- SOURCE RECORDS:
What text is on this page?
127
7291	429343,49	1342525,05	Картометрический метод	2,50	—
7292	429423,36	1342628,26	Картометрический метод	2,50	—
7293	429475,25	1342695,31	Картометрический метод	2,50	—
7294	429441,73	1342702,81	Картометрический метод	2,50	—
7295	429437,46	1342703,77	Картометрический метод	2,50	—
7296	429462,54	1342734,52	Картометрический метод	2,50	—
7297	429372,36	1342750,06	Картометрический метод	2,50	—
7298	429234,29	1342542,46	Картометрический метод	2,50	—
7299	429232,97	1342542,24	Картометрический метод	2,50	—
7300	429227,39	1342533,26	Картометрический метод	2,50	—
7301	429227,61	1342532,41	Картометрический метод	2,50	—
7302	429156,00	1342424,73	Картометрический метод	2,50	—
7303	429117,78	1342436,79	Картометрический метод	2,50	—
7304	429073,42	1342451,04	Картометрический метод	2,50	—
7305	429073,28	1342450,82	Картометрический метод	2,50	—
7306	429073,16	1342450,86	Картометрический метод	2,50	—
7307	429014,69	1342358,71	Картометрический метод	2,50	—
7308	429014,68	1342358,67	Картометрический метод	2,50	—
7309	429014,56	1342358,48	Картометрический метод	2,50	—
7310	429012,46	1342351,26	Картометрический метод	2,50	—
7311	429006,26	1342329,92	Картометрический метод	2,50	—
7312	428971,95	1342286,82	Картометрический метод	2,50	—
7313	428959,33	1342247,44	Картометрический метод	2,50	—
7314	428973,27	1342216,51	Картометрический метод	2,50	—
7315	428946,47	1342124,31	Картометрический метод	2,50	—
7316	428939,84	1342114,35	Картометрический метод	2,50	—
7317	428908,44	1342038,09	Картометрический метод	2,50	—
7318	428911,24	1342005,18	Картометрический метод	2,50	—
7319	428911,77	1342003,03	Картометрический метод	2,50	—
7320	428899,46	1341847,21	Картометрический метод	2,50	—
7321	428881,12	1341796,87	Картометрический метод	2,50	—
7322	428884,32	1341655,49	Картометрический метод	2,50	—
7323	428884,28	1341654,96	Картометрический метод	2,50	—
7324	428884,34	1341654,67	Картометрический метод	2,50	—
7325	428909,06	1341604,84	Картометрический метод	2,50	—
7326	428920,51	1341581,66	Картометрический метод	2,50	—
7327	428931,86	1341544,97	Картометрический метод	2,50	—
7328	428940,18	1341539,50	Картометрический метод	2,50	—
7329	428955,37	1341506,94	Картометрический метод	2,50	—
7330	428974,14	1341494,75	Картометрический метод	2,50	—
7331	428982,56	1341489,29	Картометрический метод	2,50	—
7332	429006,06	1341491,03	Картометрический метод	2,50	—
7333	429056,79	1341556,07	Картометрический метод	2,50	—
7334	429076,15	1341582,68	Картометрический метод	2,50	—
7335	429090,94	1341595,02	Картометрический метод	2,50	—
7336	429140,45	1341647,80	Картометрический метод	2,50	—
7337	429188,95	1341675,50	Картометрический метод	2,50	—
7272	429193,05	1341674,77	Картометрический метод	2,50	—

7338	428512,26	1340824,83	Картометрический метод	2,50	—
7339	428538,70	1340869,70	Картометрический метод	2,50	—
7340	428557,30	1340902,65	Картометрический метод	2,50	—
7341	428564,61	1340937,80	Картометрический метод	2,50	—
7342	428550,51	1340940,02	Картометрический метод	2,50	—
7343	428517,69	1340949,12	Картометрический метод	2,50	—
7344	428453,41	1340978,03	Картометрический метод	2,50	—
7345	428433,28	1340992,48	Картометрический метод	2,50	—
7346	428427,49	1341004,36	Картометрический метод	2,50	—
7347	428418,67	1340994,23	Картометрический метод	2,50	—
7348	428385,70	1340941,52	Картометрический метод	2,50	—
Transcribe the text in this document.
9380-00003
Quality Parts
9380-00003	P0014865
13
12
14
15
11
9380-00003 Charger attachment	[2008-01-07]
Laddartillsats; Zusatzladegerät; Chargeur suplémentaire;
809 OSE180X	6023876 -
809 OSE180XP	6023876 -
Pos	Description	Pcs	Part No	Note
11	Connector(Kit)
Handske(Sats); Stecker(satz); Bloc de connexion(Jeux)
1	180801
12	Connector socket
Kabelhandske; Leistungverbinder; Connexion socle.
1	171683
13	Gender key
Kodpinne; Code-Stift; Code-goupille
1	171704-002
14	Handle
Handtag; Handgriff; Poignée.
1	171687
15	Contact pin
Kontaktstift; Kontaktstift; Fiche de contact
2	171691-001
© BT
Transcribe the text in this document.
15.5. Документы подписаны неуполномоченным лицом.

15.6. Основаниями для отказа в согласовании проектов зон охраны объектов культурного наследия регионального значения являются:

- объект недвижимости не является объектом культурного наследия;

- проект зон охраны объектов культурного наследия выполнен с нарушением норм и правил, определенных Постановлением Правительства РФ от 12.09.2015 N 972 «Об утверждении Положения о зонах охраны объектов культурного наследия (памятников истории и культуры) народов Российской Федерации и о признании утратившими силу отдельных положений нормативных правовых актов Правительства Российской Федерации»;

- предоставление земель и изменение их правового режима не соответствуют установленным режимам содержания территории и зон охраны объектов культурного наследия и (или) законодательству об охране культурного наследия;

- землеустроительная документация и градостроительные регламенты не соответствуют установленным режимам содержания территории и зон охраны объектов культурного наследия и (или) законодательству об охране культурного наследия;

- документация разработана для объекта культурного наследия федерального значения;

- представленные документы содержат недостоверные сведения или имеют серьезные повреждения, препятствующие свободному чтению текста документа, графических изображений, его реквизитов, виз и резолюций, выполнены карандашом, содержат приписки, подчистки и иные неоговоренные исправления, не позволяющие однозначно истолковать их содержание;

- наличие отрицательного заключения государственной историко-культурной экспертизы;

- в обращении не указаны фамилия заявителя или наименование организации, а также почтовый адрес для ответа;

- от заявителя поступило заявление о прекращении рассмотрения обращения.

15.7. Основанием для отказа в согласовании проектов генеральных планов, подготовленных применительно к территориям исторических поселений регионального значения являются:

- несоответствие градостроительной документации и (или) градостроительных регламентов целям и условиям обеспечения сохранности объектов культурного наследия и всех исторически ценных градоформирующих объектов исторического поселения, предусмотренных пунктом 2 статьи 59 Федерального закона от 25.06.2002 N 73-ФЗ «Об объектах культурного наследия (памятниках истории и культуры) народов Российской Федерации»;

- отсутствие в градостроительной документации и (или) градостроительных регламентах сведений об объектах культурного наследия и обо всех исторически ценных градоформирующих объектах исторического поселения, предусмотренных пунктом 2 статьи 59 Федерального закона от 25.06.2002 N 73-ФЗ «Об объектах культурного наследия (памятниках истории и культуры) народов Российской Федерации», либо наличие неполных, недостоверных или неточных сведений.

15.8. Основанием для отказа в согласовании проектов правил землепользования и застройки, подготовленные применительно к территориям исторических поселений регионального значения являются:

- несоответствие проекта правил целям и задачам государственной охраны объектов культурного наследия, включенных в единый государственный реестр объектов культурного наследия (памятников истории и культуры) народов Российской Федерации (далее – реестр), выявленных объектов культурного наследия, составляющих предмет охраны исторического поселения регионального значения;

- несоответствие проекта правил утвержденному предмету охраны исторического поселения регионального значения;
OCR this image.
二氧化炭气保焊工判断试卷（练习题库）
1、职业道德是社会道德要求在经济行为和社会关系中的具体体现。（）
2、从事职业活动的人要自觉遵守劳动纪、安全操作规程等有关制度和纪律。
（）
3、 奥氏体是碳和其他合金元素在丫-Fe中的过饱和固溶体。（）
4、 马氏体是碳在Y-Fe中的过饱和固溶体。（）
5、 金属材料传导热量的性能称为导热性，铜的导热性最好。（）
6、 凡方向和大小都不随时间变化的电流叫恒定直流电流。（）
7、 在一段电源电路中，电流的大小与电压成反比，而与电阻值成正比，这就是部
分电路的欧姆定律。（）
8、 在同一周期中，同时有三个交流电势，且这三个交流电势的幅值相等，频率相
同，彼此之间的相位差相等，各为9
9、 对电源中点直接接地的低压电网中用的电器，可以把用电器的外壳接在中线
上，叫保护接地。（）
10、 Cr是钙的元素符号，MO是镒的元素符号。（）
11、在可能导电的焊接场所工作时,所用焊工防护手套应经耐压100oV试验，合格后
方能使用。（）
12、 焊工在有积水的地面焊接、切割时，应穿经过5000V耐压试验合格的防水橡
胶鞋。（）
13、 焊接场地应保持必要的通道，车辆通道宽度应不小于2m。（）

- EXERCISE AIM: Extract, exactly as they appear, the lines from the one containing "OCR this image." through the final line.

- COMPLETED TASK:
OCR this image.
二氧化炭气保焊工判断试卷（练习题库）
1、职业道德是社会道德要求在经济行为和社会关系中的具体体现。（）
2、从事职业活动的人要自觉遵守劳动纪、安全操作规程等有关制度和纪律。
（）
3、 奥氏体是碳和其他合金元素在丫-Fe中的过饱和固溶体。（）
4、 马氏体是碳在Y-Fe中的过饱和固溶体。（）
5、 金属材料传导热量的性能称为导热性，铜的导热性最好。（）
6、 凡方向和大小都不随时间变化的电流叫恒定直流电流。（）
7、 在一段电源电路中，电流的大小与电压成反比，而与电阻值成正比，这就是部
分电路的欧姆定律。（）
8、 在同一周期中，同时有三个交流电势，且这三个交流电势的幅值相等，频率相
同，彼此之间的相位差相等，各为9
9、 对电源中点直接接地的低压电网中用的电器，可以把用电器的外壳接在中线
上，叫保护接地。（）
10、 Cr是钙的元素符号，MO是镒的元素符号。（）
11、在可能导电的焊接场所工作时,所用焊工防护手套应经耐压100oV试验，合格后
方能使用。（）
12、 焊工在有积水的地面焊接、切割时，应穿经过5000V耐压试验合格的防水橡
胶鞋。（）
13、 焊接场地应保持必要的通道，车辆通道宽度应不小于2m。（）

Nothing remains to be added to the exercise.